→ **To do**: What follows is a listing. Write it all out exactly.

→ **Given records**:
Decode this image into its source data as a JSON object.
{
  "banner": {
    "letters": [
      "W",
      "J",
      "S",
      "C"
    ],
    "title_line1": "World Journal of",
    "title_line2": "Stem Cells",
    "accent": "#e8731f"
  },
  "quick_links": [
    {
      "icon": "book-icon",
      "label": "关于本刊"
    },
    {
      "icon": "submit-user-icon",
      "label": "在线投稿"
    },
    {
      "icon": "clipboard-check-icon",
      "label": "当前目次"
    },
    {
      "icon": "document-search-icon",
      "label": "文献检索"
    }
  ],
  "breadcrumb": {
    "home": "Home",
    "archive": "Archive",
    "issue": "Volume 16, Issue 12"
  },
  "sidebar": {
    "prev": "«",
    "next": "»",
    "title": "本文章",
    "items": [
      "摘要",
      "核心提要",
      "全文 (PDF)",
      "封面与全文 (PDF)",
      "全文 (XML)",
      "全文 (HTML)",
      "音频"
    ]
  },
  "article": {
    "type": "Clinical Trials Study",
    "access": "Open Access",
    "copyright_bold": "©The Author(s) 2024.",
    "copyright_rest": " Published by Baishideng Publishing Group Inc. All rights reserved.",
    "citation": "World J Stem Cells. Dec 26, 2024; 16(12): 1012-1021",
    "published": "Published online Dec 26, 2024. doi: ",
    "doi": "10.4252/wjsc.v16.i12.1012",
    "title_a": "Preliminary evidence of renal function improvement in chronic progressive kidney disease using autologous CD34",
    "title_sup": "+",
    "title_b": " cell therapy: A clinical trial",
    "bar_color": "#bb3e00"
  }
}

→ **Solution to this exercise**:
Decode this image into its source data as a JSON object.
{
  "banner": {
    "letters": [
      "W",
      "J",
      "S",
      "C"
    ],
    "title_line1": "World Journal of",
    "title_line2": "Stem Cells",
    "accent": "#e8731f"
  },
  "quick_links": [
    {
      "icon": "book-icon",
      "label": "关于本刊"
    },
    {
      "icon": "submit-user-icon",
      "label": "在线投稿"
    },
    {
      "icon": "clipboard-check-icon",
      "label": "当前目次"
    },
    {
      "icon": "document-search-icon",
      "label": "文献检索"
    }
  ],
  "breadcrumb": {
    "home": "Home",
    "archive": "Archive",
    "issue": "Volume 16, Issue 12"
  },
  "sidebar": {
    "prev": "«",
    "next": "»",
    "title": "本文章",
    "items": [
      "摘要",
      "核心提要",
      "全文 (PDF)",
      "封面与全文 (PDF)",
      "全文 (XML)",
      "全文 (HTML)",
      "音频"
    ]
  },
  "article": {
    "type": "Clinical Trials Study",
    "access": "Open Access",
    "copyright_bold": "©The Author(s) 2024.",
    "copyright_rest": " Published by Baishideng Publishing Group Inc. All rights reserved.",
    "citation": "World J Stem Cells. Dec 26, 2024; 16(12): 1012-1021",
    "published": "Published online Dec 26, 2024. doi: ",
    "doi": "10.4252/wjsc.v16.i12.1012",
    "title_a": "Preliminary evidence of renal function improvement in chronic progressive kidney disease using autologous CD34",
    "title_sup": "+",
    "title_b": " cell therapy: A clinical trial",
    "bar_color": "#bb3e00"
  }
}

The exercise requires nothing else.